Quote the whole listing word for word. Do not include the pictures.
##########
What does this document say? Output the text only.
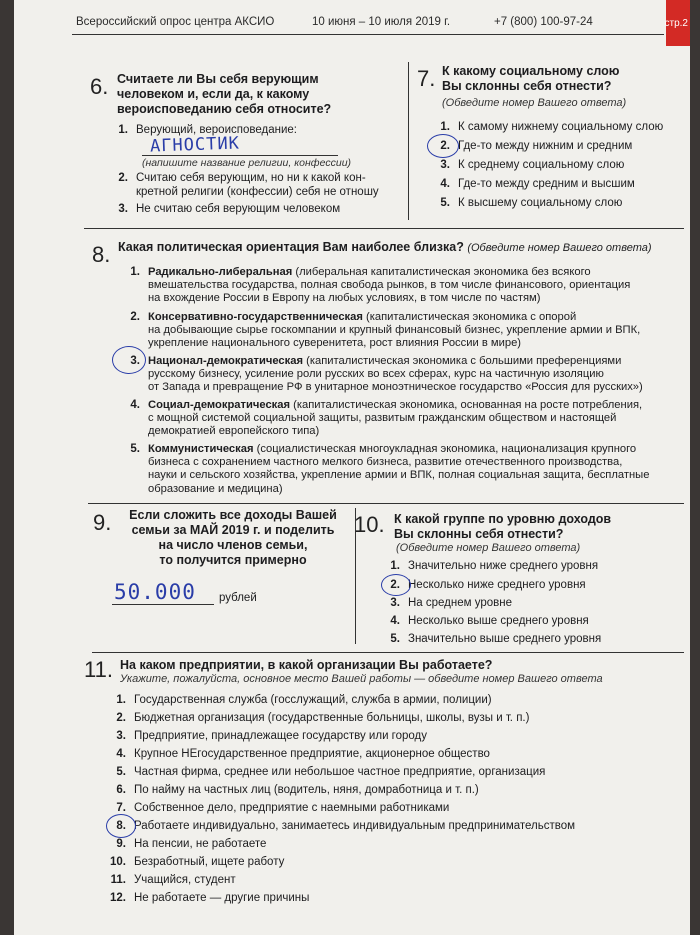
стр.2
Всероссийский опрос центра АКСИО	10 июня – 10 июля 2019 г.	+7 (800) 100-97-24
6. Считаете ли Вы себя верующим
человеком и, если да, к какому
вероисповеданию себя относите?
1. Верующий, вероисповедание:
АГНОСТИК
(напишите название религии, конфессии)
2. Считаю себя верующим, но ни к какой кон-
кретной религии (конфессии) себя не отношу
3. Не считаю себя верующим человеком
7. К какому социальному слою
Вы склонны себя отнести?
(Обведите номер Вашего ответа)
1. К самому нижнему социальному слою
2. Где-то между нижним и средним
3. К среднему социальному слою
4. Где-то между средним и высшим
5. К высшему социальному слою
8. Какая политическая ориентация Вам наиболее близка? (Обведите номер Вашего ответа)
1. Радикально-либеральная (либеральная капиталистическая экономика без всякого
вмешательства государства, полная свобода рынков, в том числе финансового, ориентация
на вхождение России в Европу на любых условиях, в том числе по частям)
2. Консервативно-государственническая (капиталистическая экономика с опорой
на добывающие сырье госкомпании и крупный финансовый бизнес, укрепление армии и ВПК,
укрепление национального суверенитета, рост влияния России в мире)
3. Национал-демократическая (капиталистическая экономика с большими преференциями
русскому бизнесу, усиление роли русских во всех сферах, курс на частичную изоляцию
от Запада и превращение РФ в унитарное моноэтническое государство «Россия для русских»)
4. Социал-демократическая (капиталистическая экономика, основанная на росте потребления,
с мощной системой социальной защиты, развитым гражданским обществом и настоящей
демократией европейского типа)
5. Коммунистическая (социалистическая многоукладная экономика, национализация крупного
бизнеса с сохранением частного мелкого бизнеса, развитие отечественного производства,
науки и сельского хозяйства, укрепление армии и ВПК, полная социальная защита, бесплатные
образование и медицина)
9.	Если сложить все доходы Вашей
семьи за МАЙ 2019 г. и поделить
на число членов семьи,
то получится примерно
50.000 рублей
10. К какой группе по уровню доходов
Вы склонны себя отнести?
(Обведите номер Вашего ответа)
1. Значительно ниже среднего уровня
2. Несколько ниже среднего уровня
3. На среднем уровне
4. Несколько выше среднего уровня
5. Значительно выше среднего уровня
11. На каком предприятии, в какой организации Вы работаете?
Укажите, пожалуйста, основное место Вашей работы — обведите номер Вашего ответа
1. Государственная служба (госслужащий, служба в армии, полиции)
2. Бюджетная организация (государственные больницы, школы, вузы и т. п.)
3. Предприятие, принадлежащее государству или городу
4. Крупное НЕгосударственное предприятие, акционерное общество
5. Частная фирма, среднее или небольшое частное предприятие, организация
6. По найму на частных лиц (водитель, няня, домработница и т. п.)
7. Собственное дело, предприятие с наемными работниками
8. Работаете индивидуально, занимаетесь индивидуальным предпринимательством
9. На пенсии, не работаете
10. Безработный, ищете работу
11. Учащийся, студент
12. Не работаете — другие причины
##########
| Solution to this problem |
What does this document say? Output the text only.
стр.2
Всероссийский опрос центра АКСИО	10 июня – 10 июля 2019 г.	+7 (800) 100-97-24
6. Считаете ли Вы себя верующим
человеком и, если да, к какому
вероисповеданию себя относите?
1. Верующий, вероисповедание:
АГНОСТИК
(напишите название религии, конфессии)
2. Считаю себя верующим, но ни к какой кон-
кретной религии (конфессии) себя не отношу
3. Не считаю себя верующим человеком
7. К какому социальному слою
Вы склонны себя отнести?
(Обведите номер Вашего ответа)
1. К самому нижнему социальному слою
2. Где-то между нижним и средним
3. К среднему социальному слою
4. Где-то между средним и высшим
5. К высшему социальному слою
8. Какая политическая ориентация Вам наиболее близка? (Обведите номер Вашего ответа)
1. Радикально-либеральная (либеральная капиталистическая экономика без всякого
вмешательства государства, полная свобода рынков, в том числе финансового, ориентация
на вхождение России в Европу на любых условиях, в том числе по частям)
2. Консервативно-государственническая (капиталистическая экономика с опорой
на добывающие сырье госкомпании и крупный финансовый бизнес, укрепление армии и ВПК,
укрепление национального суверенитета, рост влияния России в мире)
3. Национал-демократическая (капиталистическая экономика с большими преференциями
русскому бизнесу, усиление роли русских во всех сферах, курс на частичную изоляцию
от Запада и превращение РФ в унитарное моноэтническое государство «Россия для русских»)
4. Социал-демократическая (капиталистическая экономика, основанная на росте потребления,
с мощной системой социальной защиты, развитым гражданским обществом и настоящей
демократией европейского типа)
5. Коммунистическая (социалистическая многоукладная экономика, национализация крупного
бизнеса с сохранением частного мелкого бизнеса, развитие отечественного производства,
науки и сельского хозяйства, укрепление армии и ВПК, полная социальная защита, бесплатные
образование и медицина)
9.	Если сложить все доходы Вашей
семьи за МАЙ 2019 г. и поделить
на число членов семьи,
то получится примерно
50.000 рублей
10. К какой группе по уровню доходов
Вы склонны себя отнести?
(Обведите номер Вашего ответа)
1. Значительно ниже среднего уровня
2. Несколько ниже среднего уровня
3. На среднем уровне
4. Несколько выше среднего уровня
5. Значительно выше среднего уровня
11. На каком предприятии, в какой организации Вы работаете?
Укажите, пожалуйста, основное место Вашей работы — обведите номер Вашего ответа
1. Государственная служба (госслужащий, служба в армии, полиции)
2. Бюджетная организация (государственные больницы, школы, вузы и т. п.)
3. Предприятие, принадлежащее государству или городу
4. Крупное НЕгосударственное предприятие, акционерное общество
5. Частная фирма, среднее или небольшое частное предприятие, организация
6. По найму на частных лиц (водитель, няня, домработница и т. п.)
7. Собственное дело, предприятие с наемными работниками
8. Работаете индивидуально, занимаетесь индивидуальным предпринимательством
9. На пенсии, не работаете
10. Безработный, ищете работу
11. Учащийся, студент
12. Не работаете — другие причины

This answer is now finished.